» **Set exercise**
Every line below that holds the string "unit" should be copied out.

» **Data records**

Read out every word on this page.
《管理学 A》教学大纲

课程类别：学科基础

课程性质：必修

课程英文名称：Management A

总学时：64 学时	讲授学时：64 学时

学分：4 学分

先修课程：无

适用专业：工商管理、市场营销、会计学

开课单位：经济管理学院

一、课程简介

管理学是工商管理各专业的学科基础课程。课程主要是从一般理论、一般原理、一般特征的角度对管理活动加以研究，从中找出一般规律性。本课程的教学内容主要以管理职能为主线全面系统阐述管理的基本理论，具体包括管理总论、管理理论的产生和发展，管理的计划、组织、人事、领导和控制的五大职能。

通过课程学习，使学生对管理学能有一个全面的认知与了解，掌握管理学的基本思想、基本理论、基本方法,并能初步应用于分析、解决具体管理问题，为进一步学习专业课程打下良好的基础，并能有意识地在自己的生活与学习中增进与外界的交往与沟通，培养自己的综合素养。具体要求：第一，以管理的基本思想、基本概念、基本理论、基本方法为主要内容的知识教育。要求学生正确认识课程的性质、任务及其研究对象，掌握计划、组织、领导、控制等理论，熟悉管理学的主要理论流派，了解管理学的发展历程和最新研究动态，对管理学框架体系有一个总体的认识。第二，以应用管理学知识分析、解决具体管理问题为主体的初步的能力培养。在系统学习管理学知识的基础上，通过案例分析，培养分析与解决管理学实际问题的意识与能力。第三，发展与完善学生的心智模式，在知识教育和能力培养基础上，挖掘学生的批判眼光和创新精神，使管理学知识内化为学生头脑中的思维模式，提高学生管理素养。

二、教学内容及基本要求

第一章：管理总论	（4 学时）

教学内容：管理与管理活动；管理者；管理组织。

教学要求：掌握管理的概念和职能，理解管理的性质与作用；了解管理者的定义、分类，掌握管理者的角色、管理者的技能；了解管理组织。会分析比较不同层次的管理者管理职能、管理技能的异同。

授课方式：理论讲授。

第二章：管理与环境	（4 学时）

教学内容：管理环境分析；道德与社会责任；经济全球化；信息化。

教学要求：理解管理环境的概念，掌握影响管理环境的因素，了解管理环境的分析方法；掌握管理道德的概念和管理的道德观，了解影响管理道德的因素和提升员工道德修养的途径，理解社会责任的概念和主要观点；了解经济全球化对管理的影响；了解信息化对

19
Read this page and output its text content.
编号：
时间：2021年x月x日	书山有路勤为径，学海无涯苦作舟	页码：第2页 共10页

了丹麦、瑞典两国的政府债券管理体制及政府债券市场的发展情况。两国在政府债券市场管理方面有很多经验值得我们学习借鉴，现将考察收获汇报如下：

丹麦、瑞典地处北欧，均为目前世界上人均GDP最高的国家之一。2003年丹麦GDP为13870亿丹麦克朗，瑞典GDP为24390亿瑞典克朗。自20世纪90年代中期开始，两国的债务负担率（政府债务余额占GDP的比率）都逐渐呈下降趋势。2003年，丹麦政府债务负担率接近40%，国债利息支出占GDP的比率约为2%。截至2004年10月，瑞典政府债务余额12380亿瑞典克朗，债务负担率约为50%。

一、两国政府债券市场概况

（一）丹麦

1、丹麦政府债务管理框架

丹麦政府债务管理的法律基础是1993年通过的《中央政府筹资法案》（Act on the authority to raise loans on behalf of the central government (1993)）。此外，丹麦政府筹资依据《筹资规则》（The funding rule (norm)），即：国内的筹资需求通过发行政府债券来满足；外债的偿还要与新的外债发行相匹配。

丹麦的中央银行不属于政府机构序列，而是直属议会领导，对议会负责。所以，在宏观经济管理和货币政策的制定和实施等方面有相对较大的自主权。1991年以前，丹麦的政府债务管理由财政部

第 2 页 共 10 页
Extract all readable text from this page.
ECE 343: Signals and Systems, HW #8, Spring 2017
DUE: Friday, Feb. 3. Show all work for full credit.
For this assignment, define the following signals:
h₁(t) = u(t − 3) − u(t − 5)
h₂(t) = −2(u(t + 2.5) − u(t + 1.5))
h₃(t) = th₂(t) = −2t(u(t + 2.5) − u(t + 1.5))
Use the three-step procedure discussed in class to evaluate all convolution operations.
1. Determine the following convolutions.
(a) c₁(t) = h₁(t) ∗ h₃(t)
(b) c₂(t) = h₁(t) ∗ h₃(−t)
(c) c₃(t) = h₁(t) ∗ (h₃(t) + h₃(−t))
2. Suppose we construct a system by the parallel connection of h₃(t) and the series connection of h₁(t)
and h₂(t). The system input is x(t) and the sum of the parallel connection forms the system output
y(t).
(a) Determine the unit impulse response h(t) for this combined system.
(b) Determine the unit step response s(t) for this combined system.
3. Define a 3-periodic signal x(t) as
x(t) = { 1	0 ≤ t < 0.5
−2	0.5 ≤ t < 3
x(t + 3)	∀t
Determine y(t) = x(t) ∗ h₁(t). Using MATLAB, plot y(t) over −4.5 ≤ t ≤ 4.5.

» **Result for this exercise**
(a) Determine the unit impulse response h(t) for this combined system.
(b) Determine the unit step response s(t) for this combined system.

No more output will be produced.